(Records from a data collection)
========
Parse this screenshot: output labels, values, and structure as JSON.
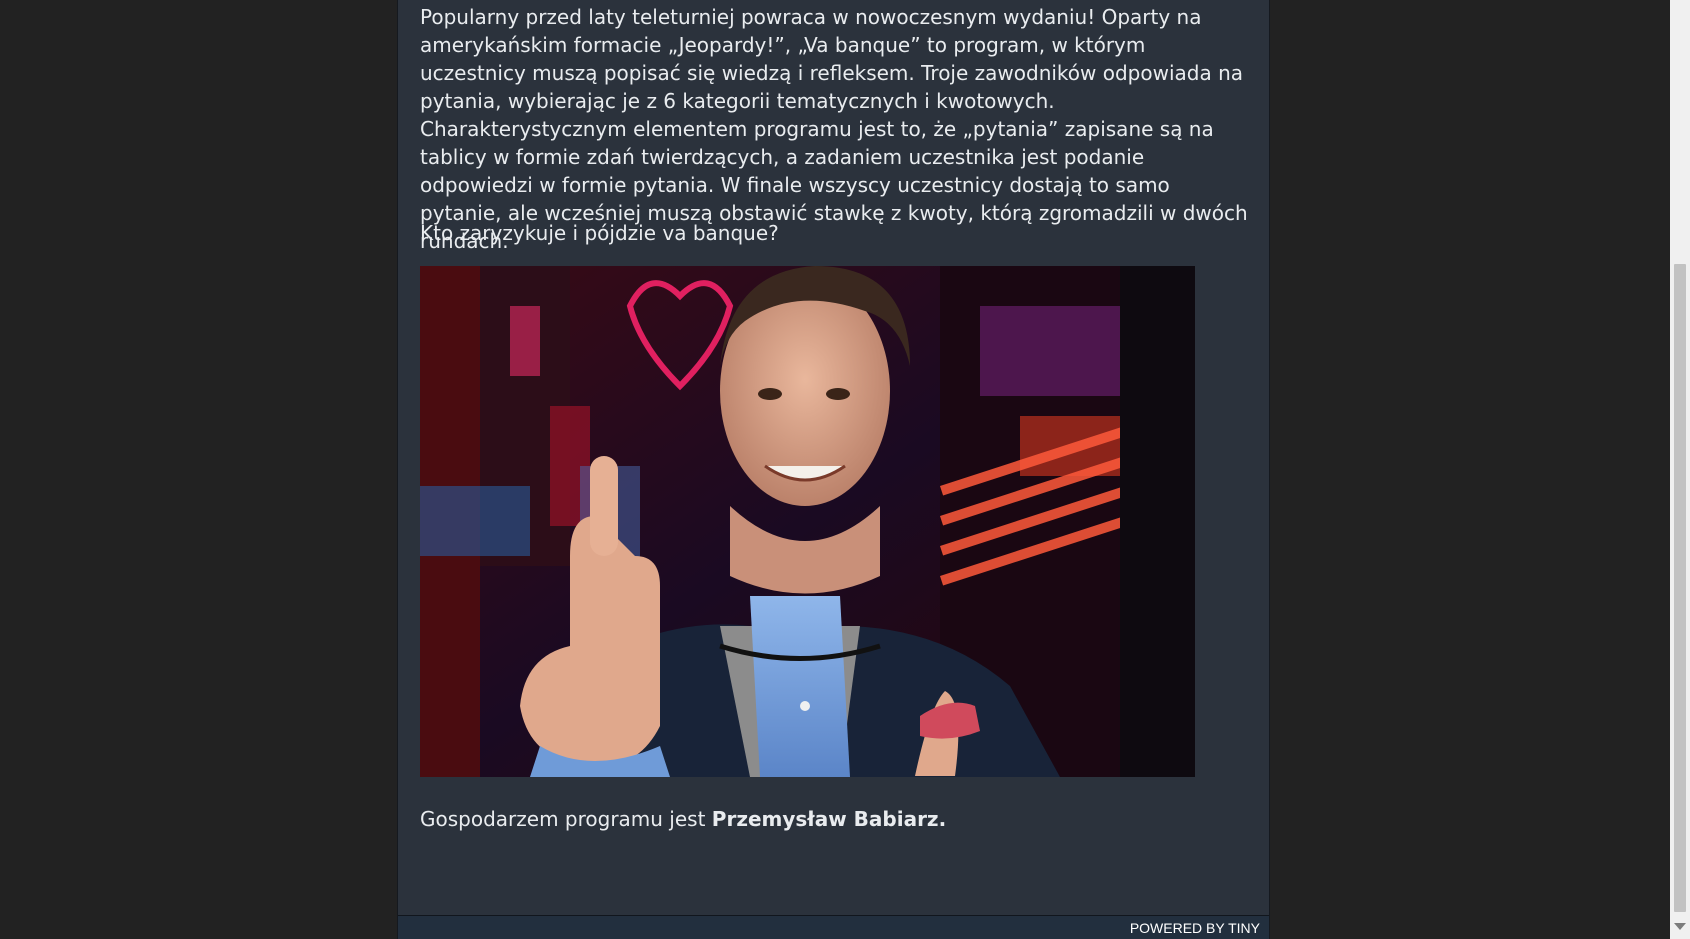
{
  "editor": {
    "paragraph_intro": "Popularny przed laty teleturniej powraca w nowoczesnym wydaniu! Oparty na amerykańskim formacie „Jeopardy!”, „Va banque” to program, w którym uczestnicy muszą popisać się wiedzą i refleksem. Troje zawodników odpowiada na pytania, wybierając je z 6 kategorii tematycznych i kwotowych. Charakterystycznym elementem programu jest to, że „pytania” zapisane są na tablicy w formie zdań twierdzących, a zadaniem uczestnika jest podanie odpowiedzi w formie pytania. W finale wszyscy uczestnicy dostają to samo pytanie, ale wcześniej muszą obstawić stawkę z kwoty, którą zgromadzili w dwóch rundach.",
    "paragraph_question": "Kto zaryzykuje i pójdzie va banque?",
    "host_prefix": "Gospodarzem programu jest ",
    "host_name": "Przemysław Babiarz."
  },
  "statusbar": {
    "powered_by": "POWERED BY TINY"
  },
  "colors": {
    "page_background": "#222222",
    "editor_background": "#2b323c",
    "text": "#e9ecef",
    "statusbar_background": "#222f3e"
  }
}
========
- _Written exercise_
Quote every record above exactly, leaving out any pictures.

- _Solved exercise_
Parse this screenshot: output labels, values, and structure as JSON.
{
  "editor": {
    "paragraph_intro": "Popularny przed laty teleturniej powraca w nowoczesnym wydaniu! Oparty na amerykańskim formacie „Jeopardy!”, „Va banque” to program, w którym uczestnicy muszą popisać się wiedzą i refleksem. Troje zawodników odpowiada na pytania, wybierając je z 6 kategorii tematycznych i kwotowych. Charakterystycznym elementem programu jest to, że „pytania” zapisane są na tablicy w formie zdań twierdzących, a zadaniem uczestnika jest podanie odpowiedzi w formie pytania. W finale wszyscy uczestnicy dostają to samo pytanie, ale wcześniej muszą obstawić stawkę z kwoty, którą zgromadzili w dwóch rundach.",
    "paragraph_question": "Kto zaryzykuje i pójdzie va banque?",
    "host_prefix": "Gospodarzem programu jest ",
    "host_name": "Przemysław Babiarz."
  },
  "statusbar": {
    "powered_by": "POWERED BY TINY"
  },
  "colors": {
    "page_background": "#222222",
    "editor_background": "#2b323c",
    "text": "#e9ecef",
    "statusbar_background": "#222f3e"
  }
}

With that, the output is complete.